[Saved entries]
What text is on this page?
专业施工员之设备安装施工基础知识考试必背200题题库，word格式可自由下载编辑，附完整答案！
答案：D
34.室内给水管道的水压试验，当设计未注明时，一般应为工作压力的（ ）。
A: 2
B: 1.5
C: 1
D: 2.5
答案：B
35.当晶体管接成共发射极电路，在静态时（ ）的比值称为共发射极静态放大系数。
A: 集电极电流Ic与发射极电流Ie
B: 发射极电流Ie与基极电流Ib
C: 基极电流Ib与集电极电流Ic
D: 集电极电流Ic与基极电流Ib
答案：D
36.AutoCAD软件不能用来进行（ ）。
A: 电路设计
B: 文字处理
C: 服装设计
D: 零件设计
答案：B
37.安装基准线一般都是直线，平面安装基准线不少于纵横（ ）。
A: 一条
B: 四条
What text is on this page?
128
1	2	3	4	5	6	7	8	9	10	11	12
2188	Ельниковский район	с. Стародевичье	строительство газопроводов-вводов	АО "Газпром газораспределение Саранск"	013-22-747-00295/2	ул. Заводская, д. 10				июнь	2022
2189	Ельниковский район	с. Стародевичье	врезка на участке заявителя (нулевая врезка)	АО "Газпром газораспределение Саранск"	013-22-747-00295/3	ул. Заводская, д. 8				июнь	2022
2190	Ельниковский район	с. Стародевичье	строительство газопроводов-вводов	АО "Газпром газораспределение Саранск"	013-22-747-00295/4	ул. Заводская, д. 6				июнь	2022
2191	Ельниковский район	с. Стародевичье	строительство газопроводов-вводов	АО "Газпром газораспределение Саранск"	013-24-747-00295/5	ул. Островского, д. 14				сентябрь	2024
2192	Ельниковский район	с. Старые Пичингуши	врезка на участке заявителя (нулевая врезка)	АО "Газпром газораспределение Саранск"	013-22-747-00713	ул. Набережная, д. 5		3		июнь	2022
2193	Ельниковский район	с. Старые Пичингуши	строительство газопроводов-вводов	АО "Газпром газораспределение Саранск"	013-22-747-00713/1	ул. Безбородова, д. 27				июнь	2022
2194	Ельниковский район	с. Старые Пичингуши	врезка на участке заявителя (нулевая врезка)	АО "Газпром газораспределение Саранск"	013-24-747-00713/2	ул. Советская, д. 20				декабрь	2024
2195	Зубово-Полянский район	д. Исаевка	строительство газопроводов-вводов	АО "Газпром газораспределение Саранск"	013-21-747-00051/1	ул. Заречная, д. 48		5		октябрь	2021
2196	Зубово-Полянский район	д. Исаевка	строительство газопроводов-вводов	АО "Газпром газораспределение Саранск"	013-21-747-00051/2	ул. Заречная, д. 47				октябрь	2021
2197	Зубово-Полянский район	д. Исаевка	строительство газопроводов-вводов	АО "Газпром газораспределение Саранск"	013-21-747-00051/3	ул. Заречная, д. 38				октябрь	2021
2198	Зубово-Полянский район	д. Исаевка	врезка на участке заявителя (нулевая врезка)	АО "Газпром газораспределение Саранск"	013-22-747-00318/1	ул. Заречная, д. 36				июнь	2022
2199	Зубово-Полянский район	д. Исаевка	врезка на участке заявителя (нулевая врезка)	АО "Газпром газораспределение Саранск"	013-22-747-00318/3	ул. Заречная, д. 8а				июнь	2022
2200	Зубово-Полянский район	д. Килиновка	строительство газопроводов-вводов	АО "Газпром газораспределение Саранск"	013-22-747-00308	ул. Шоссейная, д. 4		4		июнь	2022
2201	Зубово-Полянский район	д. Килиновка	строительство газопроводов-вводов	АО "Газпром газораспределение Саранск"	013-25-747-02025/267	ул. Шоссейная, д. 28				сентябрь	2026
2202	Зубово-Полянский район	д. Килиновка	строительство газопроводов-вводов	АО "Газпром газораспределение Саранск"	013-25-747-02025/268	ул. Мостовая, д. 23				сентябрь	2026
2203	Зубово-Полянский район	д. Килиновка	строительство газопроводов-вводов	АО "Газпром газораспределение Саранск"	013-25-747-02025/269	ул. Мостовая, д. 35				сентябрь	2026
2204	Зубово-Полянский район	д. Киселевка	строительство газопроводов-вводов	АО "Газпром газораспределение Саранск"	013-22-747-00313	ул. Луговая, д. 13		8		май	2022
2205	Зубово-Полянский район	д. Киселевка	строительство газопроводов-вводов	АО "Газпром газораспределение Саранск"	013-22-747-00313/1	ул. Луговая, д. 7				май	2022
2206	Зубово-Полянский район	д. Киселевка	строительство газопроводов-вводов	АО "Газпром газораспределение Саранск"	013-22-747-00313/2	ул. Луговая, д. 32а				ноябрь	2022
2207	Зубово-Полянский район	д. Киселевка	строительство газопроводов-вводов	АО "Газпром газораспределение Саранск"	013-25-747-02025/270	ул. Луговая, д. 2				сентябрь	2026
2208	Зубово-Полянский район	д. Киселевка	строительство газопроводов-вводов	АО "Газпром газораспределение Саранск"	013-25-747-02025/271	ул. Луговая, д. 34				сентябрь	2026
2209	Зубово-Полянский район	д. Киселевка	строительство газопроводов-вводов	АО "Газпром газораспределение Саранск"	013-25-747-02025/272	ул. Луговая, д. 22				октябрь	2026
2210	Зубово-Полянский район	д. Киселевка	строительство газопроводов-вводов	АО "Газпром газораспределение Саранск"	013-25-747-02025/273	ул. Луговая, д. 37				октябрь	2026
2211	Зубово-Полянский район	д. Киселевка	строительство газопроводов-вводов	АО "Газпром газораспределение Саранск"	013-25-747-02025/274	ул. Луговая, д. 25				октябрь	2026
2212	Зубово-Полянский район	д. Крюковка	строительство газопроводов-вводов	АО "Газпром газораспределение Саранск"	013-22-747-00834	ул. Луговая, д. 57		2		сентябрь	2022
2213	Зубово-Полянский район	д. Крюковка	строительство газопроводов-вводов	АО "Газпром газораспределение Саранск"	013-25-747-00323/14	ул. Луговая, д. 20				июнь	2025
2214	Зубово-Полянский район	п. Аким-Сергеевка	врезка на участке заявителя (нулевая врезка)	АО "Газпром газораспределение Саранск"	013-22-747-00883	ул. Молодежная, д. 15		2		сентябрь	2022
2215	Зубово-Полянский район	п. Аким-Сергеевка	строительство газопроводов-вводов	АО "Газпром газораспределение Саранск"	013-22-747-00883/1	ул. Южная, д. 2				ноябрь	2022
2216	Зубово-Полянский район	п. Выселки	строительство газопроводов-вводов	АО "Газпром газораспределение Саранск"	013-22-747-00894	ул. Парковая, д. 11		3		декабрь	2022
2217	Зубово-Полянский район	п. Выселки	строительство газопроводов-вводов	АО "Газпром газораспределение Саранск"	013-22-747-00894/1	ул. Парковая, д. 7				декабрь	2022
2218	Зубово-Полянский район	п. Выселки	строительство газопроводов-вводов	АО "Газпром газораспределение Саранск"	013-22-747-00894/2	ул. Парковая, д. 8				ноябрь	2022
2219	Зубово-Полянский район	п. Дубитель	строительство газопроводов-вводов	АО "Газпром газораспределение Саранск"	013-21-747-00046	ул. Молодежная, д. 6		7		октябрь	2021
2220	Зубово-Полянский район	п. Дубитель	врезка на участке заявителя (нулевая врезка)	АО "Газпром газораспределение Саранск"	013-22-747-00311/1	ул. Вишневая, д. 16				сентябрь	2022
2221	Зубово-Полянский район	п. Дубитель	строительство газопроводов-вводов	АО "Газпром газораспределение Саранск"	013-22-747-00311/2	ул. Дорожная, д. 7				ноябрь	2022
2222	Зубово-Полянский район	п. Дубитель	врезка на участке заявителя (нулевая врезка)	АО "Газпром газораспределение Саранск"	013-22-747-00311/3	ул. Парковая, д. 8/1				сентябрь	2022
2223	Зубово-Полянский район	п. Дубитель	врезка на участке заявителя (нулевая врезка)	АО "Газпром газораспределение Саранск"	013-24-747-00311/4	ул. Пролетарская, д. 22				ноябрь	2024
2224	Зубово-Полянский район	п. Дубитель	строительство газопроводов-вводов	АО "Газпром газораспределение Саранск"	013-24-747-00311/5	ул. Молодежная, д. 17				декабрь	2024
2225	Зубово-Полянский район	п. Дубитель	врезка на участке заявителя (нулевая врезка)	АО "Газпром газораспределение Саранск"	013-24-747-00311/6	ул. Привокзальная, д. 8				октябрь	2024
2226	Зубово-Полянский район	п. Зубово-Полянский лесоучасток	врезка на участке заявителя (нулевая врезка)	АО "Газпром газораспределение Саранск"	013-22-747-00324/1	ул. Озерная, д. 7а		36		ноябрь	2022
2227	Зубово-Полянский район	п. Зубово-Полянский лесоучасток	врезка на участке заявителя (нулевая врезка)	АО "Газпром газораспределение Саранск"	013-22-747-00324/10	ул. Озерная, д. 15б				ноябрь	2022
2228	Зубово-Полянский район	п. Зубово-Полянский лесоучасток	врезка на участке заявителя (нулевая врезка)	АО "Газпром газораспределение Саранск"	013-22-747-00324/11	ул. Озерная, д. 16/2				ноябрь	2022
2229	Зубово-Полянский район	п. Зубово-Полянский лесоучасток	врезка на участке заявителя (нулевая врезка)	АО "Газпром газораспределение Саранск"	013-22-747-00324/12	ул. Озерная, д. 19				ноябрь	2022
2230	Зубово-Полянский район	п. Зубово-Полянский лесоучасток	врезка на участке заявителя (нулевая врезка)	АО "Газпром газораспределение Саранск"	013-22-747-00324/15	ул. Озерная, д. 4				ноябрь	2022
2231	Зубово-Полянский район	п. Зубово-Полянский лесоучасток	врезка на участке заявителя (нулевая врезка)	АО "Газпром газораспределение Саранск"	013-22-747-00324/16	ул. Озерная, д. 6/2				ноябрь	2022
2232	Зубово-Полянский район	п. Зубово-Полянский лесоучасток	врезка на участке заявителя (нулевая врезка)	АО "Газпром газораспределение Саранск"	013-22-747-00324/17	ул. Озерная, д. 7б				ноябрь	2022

_Task goal_: Read the entries and show each line that mentions "Дубитель".

_Reply_:
2219	Зубово-Полянский район	п. Дубитель	строительство газопроводов-вводов	АО "Газпром газораспределение Саранск"	013-21-747-00046	ул. Молодежная, д. 6		7		октябрь	2021
2220	Зубово-Полянский район	п. Дубитель	врезка на участке заявителя (нулевая врезка)	АО "Газпром газораспределение Саранск"	013-22-747-00311/1	ул. Вишневая, д. 16				сентябрь	2022
2221	Зубово-Полянский район	п. Дубитель	строительство газопроводов-вводов	АО "Газпром газораспределение Саранск"	013-22-747-00311/2	ул. Дорожная, д. 7				ноябрь	2022
2222	Зубово-Полянский район	п. Дубитель	врезка на участке заявителя (нулевая врезка)	АО "Газпром газораспределение Саранск"	013-22-747-00311/3	ул. Парковая, д. 8/1				сентябрь	2022
2223	Зубово-Полянский район	п. Дубитель	врезка на участке заявителя (нулевая врезка)	АО "Газпром газораспределение Саранск"	013-24-747-00311/4	ул. Пролетарская, д. 22				ноябрь	2024
2224	Зубово-Полянский район	п. Дубитель	строительство газопроводов-вводов	АО "Газпром газораспределение Саранск"	013-24-747-00311/5	ул. Молодежная, д. 17				декабрь	2024
2225	Зубово-Полянский район	п. Дубитель	врезка на участке заявителя (нулевая врезка)	АО "Газпром газораспределение Саранск"	013-24-747-00311/6	ул. Привокзальная, д. 8				октябрь	2024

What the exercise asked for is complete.